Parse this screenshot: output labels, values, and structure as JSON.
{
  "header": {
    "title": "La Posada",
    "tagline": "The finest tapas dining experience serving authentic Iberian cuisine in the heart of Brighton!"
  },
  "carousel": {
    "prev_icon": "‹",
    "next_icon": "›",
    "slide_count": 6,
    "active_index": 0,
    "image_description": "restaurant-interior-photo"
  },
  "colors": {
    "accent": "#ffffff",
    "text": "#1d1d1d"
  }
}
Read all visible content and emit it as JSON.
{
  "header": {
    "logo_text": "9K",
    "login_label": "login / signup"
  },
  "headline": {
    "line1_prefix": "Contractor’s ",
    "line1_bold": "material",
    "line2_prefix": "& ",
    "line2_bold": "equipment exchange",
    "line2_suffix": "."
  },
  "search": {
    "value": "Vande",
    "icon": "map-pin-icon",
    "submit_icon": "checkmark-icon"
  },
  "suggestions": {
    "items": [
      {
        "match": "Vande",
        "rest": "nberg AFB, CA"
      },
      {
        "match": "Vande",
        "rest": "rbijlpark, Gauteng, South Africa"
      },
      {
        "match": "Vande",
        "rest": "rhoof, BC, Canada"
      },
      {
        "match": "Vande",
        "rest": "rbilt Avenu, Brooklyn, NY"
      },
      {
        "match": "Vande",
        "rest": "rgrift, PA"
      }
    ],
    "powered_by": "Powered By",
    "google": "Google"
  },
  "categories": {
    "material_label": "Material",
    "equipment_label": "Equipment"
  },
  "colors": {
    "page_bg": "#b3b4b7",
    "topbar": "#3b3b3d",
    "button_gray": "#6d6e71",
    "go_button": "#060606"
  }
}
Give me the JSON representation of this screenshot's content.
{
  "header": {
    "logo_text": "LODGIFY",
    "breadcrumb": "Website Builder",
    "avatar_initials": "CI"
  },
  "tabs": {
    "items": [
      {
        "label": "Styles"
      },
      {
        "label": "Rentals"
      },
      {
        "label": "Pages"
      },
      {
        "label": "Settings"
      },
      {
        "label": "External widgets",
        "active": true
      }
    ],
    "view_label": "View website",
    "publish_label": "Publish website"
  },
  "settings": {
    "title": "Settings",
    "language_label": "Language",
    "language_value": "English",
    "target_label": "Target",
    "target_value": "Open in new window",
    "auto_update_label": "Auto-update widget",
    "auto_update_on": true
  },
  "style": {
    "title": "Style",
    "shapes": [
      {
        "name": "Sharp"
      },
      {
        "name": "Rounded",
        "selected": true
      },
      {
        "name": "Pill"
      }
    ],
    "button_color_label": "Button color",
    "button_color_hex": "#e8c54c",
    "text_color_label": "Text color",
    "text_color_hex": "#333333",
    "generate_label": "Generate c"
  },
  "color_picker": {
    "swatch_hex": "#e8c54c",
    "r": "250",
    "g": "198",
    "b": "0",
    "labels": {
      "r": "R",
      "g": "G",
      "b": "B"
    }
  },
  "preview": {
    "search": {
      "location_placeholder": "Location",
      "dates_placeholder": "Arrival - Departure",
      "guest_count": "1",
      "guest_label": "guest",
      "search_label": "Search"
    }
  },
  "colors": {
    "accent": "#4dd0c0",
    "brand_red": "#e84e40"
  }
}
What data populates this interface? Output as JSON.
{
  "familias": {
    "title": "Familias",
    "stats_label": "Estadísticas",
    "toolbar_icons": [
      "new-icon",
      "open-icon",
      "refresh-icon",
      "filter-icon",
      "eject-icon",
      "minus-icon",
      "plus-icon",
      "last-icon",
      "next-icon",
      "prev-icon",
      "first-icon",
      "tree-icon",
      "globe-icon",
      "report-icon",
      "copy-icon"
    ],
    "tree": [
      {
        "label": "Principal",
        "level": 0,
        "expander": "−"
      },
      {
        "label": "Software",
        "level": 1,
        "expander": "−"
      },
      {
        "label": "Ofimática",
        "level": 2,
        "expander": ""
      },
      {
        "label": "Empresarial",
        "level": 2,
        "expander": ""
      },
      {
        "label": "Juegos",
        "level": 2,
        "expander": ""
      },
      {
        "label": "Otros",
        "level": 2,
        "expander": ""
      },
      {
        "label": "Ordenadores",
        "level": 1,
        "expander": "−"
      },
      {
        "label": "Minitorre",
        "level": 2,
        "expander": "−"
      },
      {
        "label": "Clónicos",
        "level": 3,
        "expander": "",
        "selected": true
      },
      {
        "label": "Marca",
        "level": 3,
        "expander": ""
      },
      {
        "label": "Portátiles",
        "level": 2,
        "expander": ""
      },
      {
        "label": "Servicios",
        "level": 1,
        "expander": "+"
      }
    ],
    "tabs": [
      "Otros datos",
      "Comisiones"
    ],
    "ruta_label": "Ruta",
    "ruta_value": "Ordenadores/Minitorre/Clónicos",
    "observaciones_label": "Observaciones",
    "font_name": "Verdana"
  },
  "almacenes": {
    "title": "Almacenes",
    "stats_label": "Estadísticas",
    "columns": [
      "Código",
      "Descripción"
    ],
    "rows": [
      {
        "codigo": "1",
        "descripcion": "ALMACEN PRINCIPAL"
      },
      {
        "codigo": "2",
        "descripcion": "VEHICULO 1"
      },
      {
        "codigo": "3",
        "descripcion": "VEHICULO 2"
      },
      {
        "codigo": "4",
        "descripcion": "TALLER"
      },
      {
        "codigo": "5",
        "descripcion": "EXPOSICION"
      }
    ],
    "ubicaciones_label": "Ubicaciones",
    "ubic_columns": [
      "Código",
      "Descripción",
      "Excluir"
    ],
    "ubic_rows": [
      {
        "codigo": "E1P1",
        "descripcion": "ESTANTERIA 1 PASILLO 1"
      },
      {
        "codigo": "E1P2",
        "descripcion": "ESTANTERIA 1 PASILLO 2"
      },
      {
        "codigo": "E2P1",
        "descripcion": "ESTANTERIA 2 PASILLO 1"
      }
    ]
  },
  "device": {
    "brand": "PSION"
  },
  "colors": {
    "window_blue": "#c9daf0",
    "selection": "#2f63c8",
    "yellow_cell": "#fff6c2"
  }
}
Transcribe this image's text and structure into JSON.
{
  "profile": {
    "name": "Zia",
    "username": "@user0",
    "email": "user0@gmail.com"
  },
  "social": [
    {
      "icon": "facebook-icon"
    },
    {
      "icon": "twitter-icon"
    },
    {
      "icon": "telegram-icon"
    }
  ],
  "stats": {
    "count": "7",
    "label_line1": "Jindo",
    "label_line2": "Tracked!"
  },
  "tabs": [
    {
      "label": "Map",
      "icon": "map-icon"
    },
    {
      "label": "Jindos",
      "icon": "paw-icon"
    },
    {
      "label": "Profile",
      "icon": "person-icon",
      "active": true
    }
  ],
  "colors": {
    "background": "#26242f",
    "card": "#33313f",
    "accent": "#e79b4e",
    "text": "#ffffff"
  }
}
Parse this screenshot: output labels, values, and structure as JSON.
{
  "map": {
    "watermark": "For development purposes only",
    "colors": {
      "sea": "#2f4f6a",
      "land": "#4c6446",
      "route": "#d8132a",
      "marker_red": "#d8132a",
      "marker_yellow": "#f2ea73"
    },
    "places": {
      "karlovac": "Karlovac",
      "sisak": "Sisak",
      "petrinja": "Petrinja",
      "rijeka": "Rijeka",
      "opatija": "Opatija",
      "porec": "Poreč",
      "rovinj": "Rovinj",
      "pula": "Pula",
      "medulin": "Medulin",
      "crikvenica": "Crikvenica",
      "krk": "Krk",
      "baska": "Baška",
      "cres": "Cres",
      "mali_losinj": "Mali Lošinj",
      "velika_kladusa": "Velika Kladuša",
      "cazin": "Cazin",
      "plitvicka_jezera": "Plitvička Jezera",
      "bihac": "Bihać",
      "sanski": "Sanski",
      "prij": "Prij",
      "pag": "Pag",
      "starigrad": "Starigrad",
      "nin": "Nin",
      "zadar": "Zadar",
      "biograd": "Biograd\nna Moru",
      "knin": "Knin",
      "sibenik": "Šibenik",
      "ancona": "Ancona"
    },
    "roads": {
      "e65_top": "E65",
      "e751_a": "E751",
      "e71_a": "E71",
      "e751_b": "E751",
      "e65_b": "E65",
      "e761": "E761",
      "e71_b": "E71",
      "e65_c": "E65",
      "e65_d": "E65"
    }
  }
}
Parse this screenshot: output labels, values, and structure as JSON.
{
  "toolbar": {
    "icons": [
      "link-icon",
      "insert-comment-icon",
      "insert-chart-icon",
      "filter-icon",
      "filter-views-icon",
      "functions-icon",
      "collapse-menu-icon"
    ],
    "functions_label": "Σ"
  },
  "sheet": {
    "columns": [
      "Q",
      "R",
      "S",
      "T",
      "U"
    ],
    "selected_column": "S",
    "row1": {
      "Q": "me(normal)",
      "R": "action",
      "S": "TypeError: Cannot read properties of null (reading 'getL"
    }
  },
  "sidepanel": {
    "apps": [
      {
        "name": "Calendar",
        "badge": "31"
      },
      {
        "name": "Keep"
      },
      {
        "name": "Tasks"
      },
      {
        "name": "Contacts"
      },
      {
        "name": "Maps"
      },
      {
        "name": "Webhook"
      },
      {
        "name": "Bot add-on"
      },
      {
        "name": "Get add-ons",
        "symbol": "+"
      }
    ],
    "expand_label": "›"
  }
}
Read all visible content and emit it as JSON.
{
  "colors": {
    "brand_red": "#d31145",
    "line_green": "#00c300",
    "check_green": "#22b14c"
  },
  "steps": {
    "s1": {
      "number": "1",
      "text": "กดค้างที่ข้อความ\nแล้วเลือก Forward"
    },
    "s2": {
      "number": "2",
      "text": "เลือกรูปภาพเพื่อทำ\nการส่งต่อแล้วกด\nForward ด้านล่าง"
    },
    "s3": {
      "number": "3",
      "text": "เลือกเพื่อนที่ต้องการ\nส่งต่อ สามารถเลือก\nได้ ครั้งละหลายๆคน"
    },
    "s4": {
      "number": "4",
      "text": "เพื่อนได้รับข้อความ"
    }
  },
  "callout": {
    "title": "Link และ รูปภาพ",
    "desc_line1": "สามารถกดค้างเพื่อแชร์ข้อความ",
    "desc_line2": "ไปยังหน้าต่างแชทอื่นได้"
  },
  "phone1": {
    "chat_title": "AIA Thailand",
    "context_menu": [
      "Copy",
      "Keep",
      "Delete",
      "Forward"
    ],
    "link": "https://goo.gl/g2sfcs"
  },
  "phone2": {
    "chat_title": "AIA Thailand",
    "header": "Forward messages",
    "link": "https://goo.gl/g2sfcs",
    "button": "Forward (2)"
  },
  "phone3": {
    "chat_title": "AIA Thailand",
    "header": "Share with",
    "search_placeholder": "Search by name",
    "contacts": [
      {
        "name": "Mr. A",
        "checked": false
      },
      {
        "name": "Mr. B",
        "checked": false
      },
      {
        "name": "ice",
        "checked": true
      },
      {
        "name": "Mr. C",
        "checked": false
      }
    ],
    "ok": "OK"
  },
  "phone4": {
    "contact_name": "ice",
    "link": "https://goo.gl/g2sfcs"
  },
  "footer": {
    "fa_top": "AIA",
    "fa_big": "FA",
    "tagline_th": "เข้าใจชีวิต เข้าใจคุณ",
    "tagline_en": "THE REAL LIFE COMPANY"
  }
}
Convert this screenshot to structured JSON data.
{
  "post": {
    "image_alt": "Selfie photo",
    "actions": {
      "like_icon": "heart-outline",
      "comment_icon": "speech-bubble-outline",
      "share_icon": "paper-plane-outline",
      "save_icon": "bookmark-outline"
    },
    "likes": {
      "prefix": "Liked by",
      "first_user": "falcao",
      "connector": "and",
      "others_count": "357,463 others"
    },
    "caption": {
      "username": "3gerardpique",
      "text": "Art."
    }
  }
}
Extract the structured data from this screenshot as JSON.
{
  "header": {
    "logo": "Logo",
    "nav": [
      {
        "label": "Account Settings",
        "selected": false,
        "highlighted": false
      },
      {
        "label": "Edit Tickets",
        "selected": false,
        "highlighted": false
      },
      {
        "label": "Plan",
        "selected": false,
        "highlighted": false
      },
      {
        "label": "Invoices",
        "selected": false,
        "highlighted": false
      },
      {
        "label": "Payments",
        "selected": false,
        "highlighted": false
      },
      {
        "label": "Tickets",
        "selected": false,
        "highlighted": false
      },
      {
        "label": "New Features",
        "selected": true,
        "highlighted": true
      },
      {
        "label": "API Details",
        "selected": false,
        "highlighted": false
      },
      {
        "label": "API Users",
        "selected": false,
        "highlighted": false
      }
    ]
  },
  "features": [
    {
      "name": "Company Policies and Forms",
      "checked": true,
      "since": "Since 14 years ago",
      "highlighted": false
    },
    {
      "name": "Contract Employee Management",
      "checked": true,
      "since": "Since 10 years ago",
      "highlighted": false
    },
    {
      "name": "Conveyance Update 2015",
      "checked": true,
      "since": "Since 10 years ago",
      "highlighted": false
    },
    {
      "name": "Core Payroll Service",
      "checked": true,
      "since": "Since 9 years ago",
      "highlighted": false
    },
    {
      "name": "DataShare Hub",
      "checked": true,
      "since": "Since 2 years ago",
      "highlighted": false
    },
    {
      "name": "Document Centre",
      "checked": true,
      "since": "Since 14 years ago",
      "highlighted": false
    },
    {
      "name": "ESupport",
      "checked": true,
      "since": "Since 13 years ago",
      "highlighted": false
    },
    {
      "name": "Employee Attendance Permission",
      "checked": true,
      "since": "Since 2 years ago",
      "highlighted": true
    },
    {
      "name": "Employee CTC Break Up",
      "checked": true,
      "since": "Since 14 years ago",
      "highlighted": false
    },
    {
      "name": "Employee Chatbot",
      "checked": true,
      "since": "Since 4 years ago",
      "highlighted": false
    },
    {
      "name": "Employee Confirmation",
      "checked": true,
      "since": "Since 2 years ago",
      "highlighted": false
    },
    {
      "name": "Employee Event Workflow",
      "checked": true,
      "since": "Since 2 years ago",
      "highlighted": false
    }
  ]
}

- Objective -
From the entries, report each line that includes the word "structured".

- Correct response -
Convert this screenshot to structured JSON data.
Extract the structured data from this screenshot as JSON.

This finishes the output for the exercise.